Pull every line containing "Nigeria" from the entries.
###
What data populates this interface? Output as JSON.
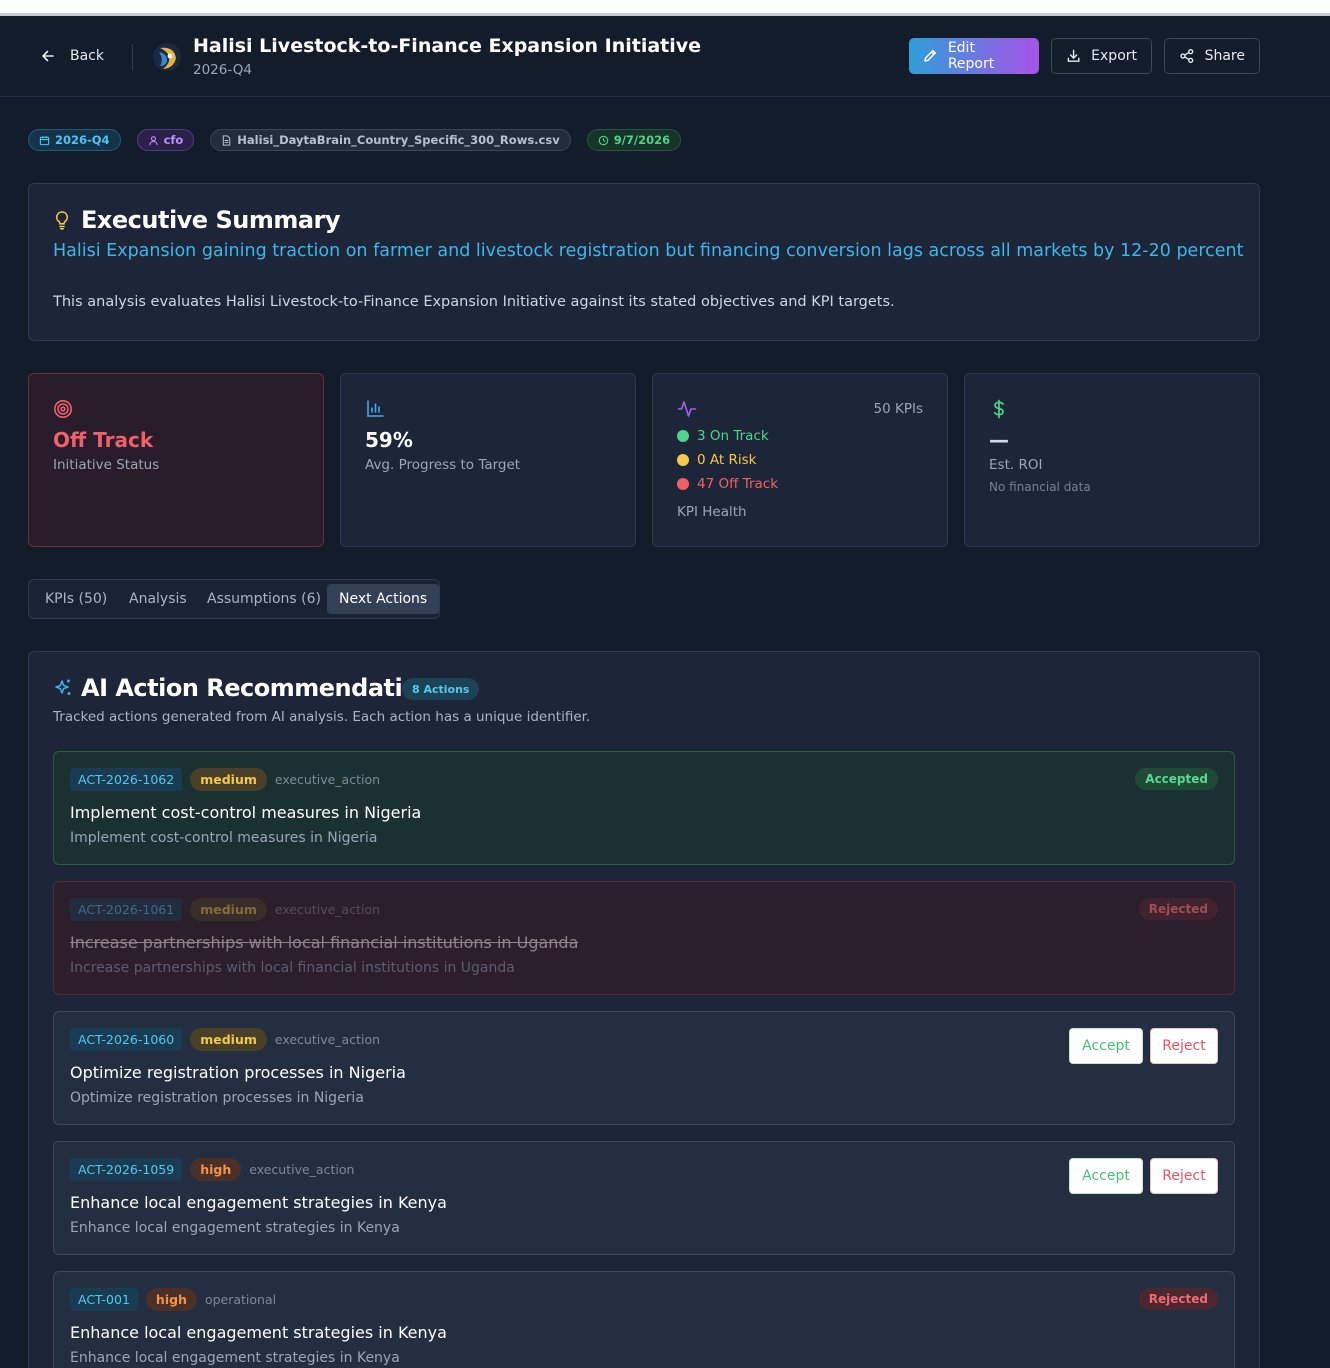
{
  "header": {
    "back_label": "Back",
    "title": "Halisi Livestock-to-Finance Expansion Initiative",
    "period": "2026-Q4",
    "edit_label": "Edit Report",
    "export_label": "Export",
    "share_label": "Share"
  },
  "chips": {
    "quarter": "2026-Q4",
    "role": "cfo",
    "file": "Halisi_DaytaBrain_Country_Specific_300_Rows.csv",
    "date": "9/7/2026"
  },
  "summary": {
    "title": "Executive Summary",
    "headline": "Halisi Expansion gaining traction on farmer and livestock registration but financing conversion lags across all markets by 12-20 percent",
    "description": "This analysis evaluates Halisi Livestock-to-Finance Expansion Initiative against its stated objectives and KPI targets."
  },
  "stats": {
    "status": {
      "value": "Off Track",
      "label": "Initiative Status"
    },
    "progress": {
      "value": "59%",
      "label": "Avg. Progress to Target",
      "fraction": 0.59
    },
    "health": {
      "count": "50 KPIs",
      "on_track": "3 On Track",
      "at_risk": "0 At Risk",
      "off_track": "47 Off Track",
      "label": "KPI Health"
    },
    "roi": {
      "value": "—",
      "label": "Est. ROI",
      "sub": "No financial data"
    }
  },
  "tabs": [
    "KPIs (50)",
    "Analysis",
    "Assumptions (6)",
    "Next Actions"
  ],
  "active_tab": "Next Actions",
  "actions": {
    "title": "AI Action Recommendations",
    "count": "8 Actions",
    "lead": "Tracked actions generated from AI analysis. Each action has a unique identifier.",
    "accept_label": "Accept",
    "reject_label": "Reject",
    "items": [
      {
        "id": "ACT-2026-1062",
        "priority": "medium",
        "category": "executive_action",
        "title": "Implement cost-control measures in Nigeria",
        "desc": "Implement cost-control measures in Nigeria",
        "status": "Accepted"
      },
      {
        "id": "ACT-2026-1061",
        "priority": "medium",
        "category": "executive_action",
        "title": "Increase partnerships with local financial institutions in Uganda",
        "desc": "Increase partnerships with local financial institutions in Uganda",
        "status": "Rejected"
      },
      {
        "id": "ACT-2026-1060",
        "priority": "medium",
        "category": "executive_action",
        "title": "Optimize registration processes in Nigeria",
        "desc": "Optimize registration processes in Nigeria",
        "status": ""
      },
      {
        "id": "ACT-2026-1059",
        "priority": "high",
        "category": "executive_action",
        "title": "Enhance local engagement strategies in Kenya",
        "desc": "Enhance local engagement strategies in Kenya",
        "status": ""
      },
      {
        "id": "ACT-001",
        "priority": "high",
        "category": "operational",
        "title": "Enhance local engagement strategies in Kenya",
        "desc": "Enhance local engagement strategies in Kenya",
        "status": "Rejected"
      }
    ]
  },
  "colors": {
    "background": "#131c2b",
    "accent": "#3fb6e8",
    "off_track": "#f0606a",
    "on_track": "#4fd489",
    "at_risk": "#f2c94c"
  }
}
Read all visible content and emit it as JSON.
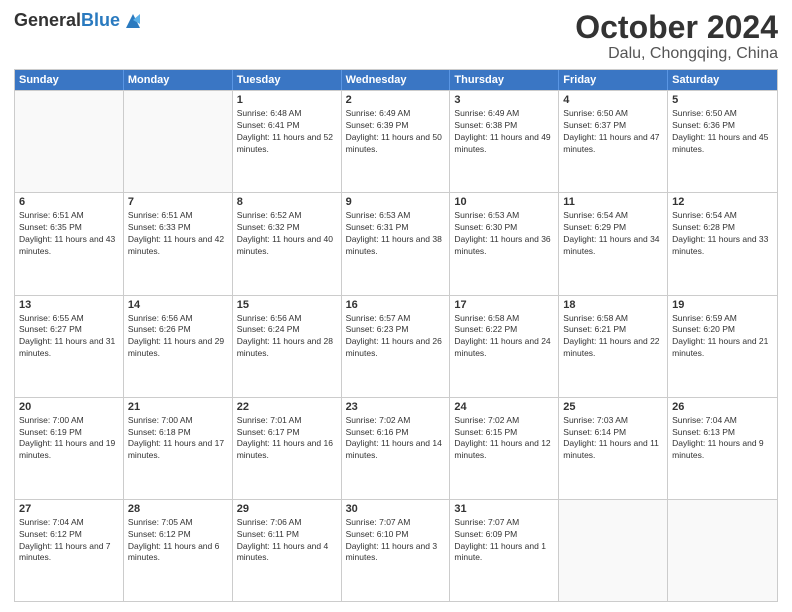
{
  "header": {
    "logo_general": "General",
    "logo_blue": "Blue",
    "month": "October 2024",
    "location": "Dalu, Chongqing, China"
  },
  "weekdays": [
    "Sunday",
    "Monday",
    "Tuesday",
    "Wednesday",
    "Thursday",
    "Friday",
    "Saturday"
  ],
  "rows": [
    [
      {
        "day": "",
        "empty": true
      },
      {
        "day": "",
        "empty": true
      },
      {
        "day": "1",
        "sunrise": "Sunrise: 6:48 AM",
        "sunset": "Sunset: 6:41 PM",
        "daylight": "Daylight: 11 hours and 52 minutes."
      },
      {
        "day": "2",
        "sunrise": "Sunrise: 6:49 AM",
        "sunset": "Sunset: 6:39 PM",
        "daylight": "Daylight: 11 hours and 50 minutes."
      },
      {
        "day": "3",
        "sunrise": "Sunrise: 6:49 AM",
        "sunset": "Sunset: 6:38 PM",
        "daylight": "Daylight: 11 hours and 49 minutes."
      },
      {
        "day": "4",
        "sunrise": "Sunrise: 6:50 AM",
        "sunset": "Sunset: 6:37 PM",
        "daylight": "Daylight: 11 hours and 47 minutes."
      },
      {
        "day": "5",
        "sunrise": "Sunrise: 6:50 AM",
        "sunset": "Sunset: 6:36 PM",
        "daylight": "Daylight: 11 hours and 45 minutes."
      }
    ],
    [
      {
        "day": "6",
        "sunrise": "Sunrise: 6:51 AM",
        "sunset": "Sunset: 6:35 PM",
        "daylight": "Daylight: 11 hours and 43 minutes."
      },
      {
        "day": "7",
        "sunrise": "Sunrise: 6:51 AM",
        "sunset": "Sunset: 6:33 PM",
        "daylight": "Daylight: 11 hours and 42 minutes."
      },
      {
        "day": "8",
        "sunrise": "Sunrise: 6:52 AM",
        "sunset": "Sunset: 6:32 PM",
        "daylight": "Daylight: 11 hours and 40 minutes."
      },
      {
        "day": "9",
        "sunrise": "Sunrise: 6:53 AM",
        "sunset": "Sunset: 6:31 PM",
        "daylight": "Daylight: 11 hours and 38 minutes."
      },
      {
        "day": "10",
        "sunrise": "Sunrise: 6:53 AM",
        "sunset": "Sunset: 6:30 PM",
        "daylight": "Daylight: 11 hours and 36 minutes."
      },
      {
        "day": "11",
        "sunrise": "Sunrise: 6:54 AM",
        "sunset": "Sunset: 6:29 PM",
        "daylight": "Daylight: 11 hours and 34 minutes."
      },
      {
        "day": "12",
        "sunrise": "Sunrise: 6:54 AM",
        "sunset": "Sunset: 6:28 PM",
        "daylight": "Daylight: 11 hours and 33 minutes."
      }
    ],
    [
      {
        "day": "13",
        "sunrise": "Sunrise: 6:55 AM",
        "sunset": "Sunset: 6:27 PM",
        "daylight": "Daylight: 11 hours and 31 minutes."
      },
      {
        "day": "14",
        "sunrise": "Sunrise: 6:56 AM",
        "sunset": "Sunset: 6:26 PM",
        "daylight": "Daylight: 11 hours and 29 minutes."
      },
      {
        "day": "15",
        "sunrise": "Sunrise: 6:56 AM",
        "sunset": "Sunset: 6:24 PM",
        "daylight": "Daylight: 11 hours and 28 minutes."
      },
      {
        "day": "16",
        "sunrise": "Sunrise: 6:57 AM",
        "sunset": "Sunset: 6:23 PM",
        "daylight": "Daylight: 11 hours and 26 minutes."
      },
      {
        "day": "17",
        "sunrise": "Sunrise: 6:58 AM",
        "sunset": "Sunset: 6:22 PM",
        "daylight": "Daylight: 11 hours and 24 minutes."
      },
      {
        "day": "18",
        "sunrise": "Sunrise: 6:58 AM",
        "sunset": "Sunset: 6:21 PM",
        "daylight": "Daylight: 11 hours and 22 minutes."
      },
      {
        "day": "19",
        "sunrise": "Sunrise: 6:59 AM",
        "sunset": "Sunset: 6:20 PM",
        "daylight": "Daylight: 11 hours and 21 minutes."
      }
    ],
    [
      {
        "day": "20",
        "sunrise": "Sunrise: 7:00 AM",
        "sunset": "Sunset: 6:19 PM",
        "daylight": "Daylight: 11 hours and 19 minutes."
      },
      {
        "day": "21",
        "sunrise": "Sunrise: 7:00 AM",
        "sunset": "Sunset: 6:18 PM",
        "daylight": "Daylight: 11 hours and 17 minutes."
      },
      {
        "day": "22",
        "sunrise": "Sunrise: 7:01 AM",
        "sunset": "Sunset: 6:17 PM",
        "daylight": "Daylight: 11 hours and 16 minutes."
      },
      {
        "day": "23",
        "sunrise": "Sunrise: 7:02 AM",
        "sunset": "Sunset: 6:16 PM",
        "daylight": "Daylight: 11 hours and 14 minutes."
      },
      {
        "day": "24",
        "sunrise": "Sunrise: 7:02 AM",
        "sunset": "Sunset: 6:15 PM",
        "daylight": "Daylight: 11 hours and 12 minutes."
      },
      {
        "day": "25",
        "sunrise": "Sunrise: 7:03 AM",
        "sunset": "Sunset: 6:14 PM",
        "daylight": "Daylight: 11 hours and 11 minutes."
      },
      {
        "day": "26",
        "sunrise": "Sunrise: 7:04 AM",
        "sunset": "Sunset: 6:13 PM",
        "daylight": "Daylight: 11 hours and 9 minutes."
      }
    ],
    [
      {
        "day": "27",
        "sunrise": "Sunrise: 7:04 AM",
        "sunset": "Sunset: 6:12 PM",
        "daylight": "Daylight: 11 hours and 7 minutes."
      },
      {
        "day": "28",
        "sunrise": "Sunrise: 7:05 AM",
        "sunset": "Sunset: 6:12 PM",
        "daylight": "Daylight: 11 hours and 6 minutes."
      },
      {
        "day": "29",
        "sunrise": "Sunrise: 7:06 AM",
        "sunset": "Sunset: 6:11 PM",
        "daylight": "Daylight: 11 hours and 4 minutes."
      },
      {
        "day": "30",
        "sunrise": "Sunrise: 7:07 AM",
        "sunset": "Sunset: 6:10 PM",
        "daylight": "Daylight: 11 hours and 3 minutes."
      },
      {
        "day": "31",
        "sunrise": "Sunrise: 7:07 AM",
        "sunset": "Sunset: 6:09 PM",
        "daylight": "Daylight: 11 hours and 1 minute."
      },
      {
        "day": "",
        "empty": true
      },
      {
        "day": "",
        "empty": true
      }
    ]
  ]
}
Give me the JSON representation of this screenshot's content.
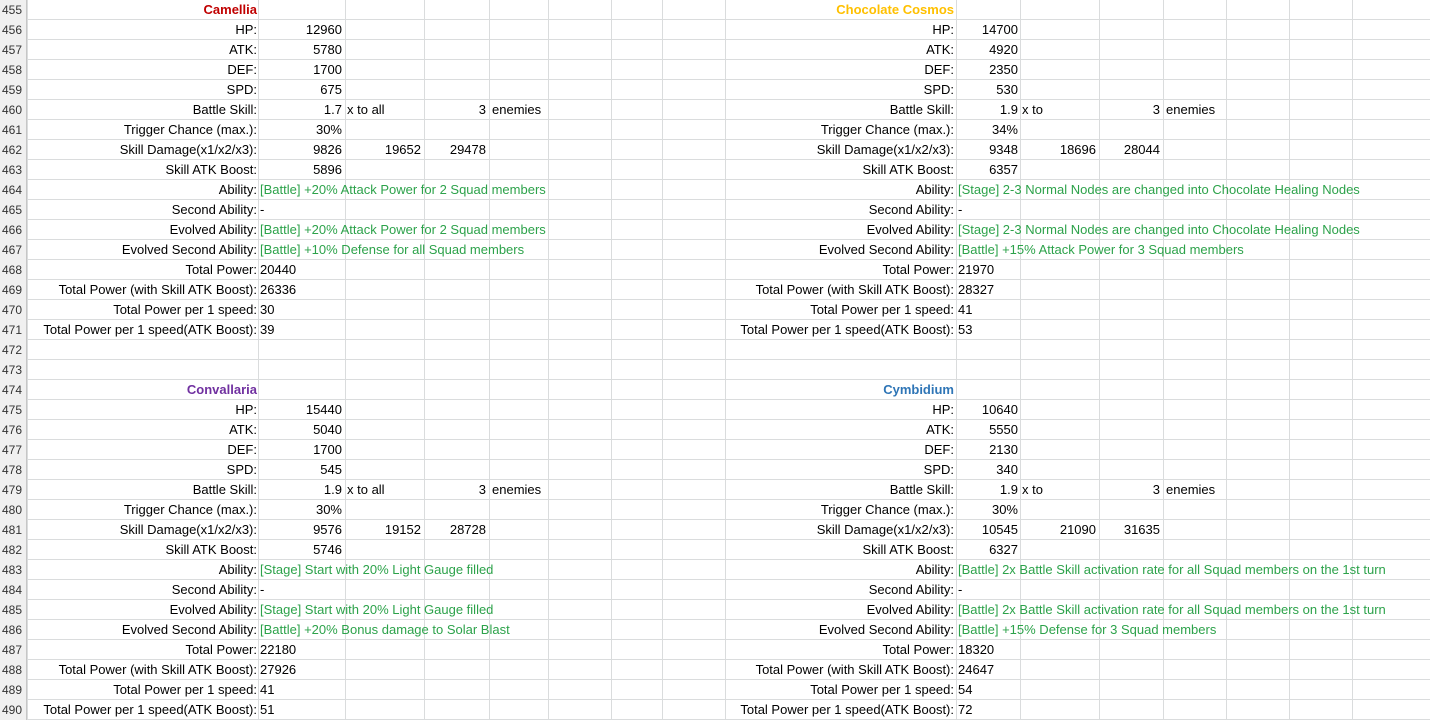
###
- **Result of this task**:
        "title": "Implement cost-control measures in Nigeria",
        "desc": "Implement cost-control measures in Nigeria",
        "title": "Optimize registration processes in Nigeria",
        "desc": "Optimize registration processes in Nigeria",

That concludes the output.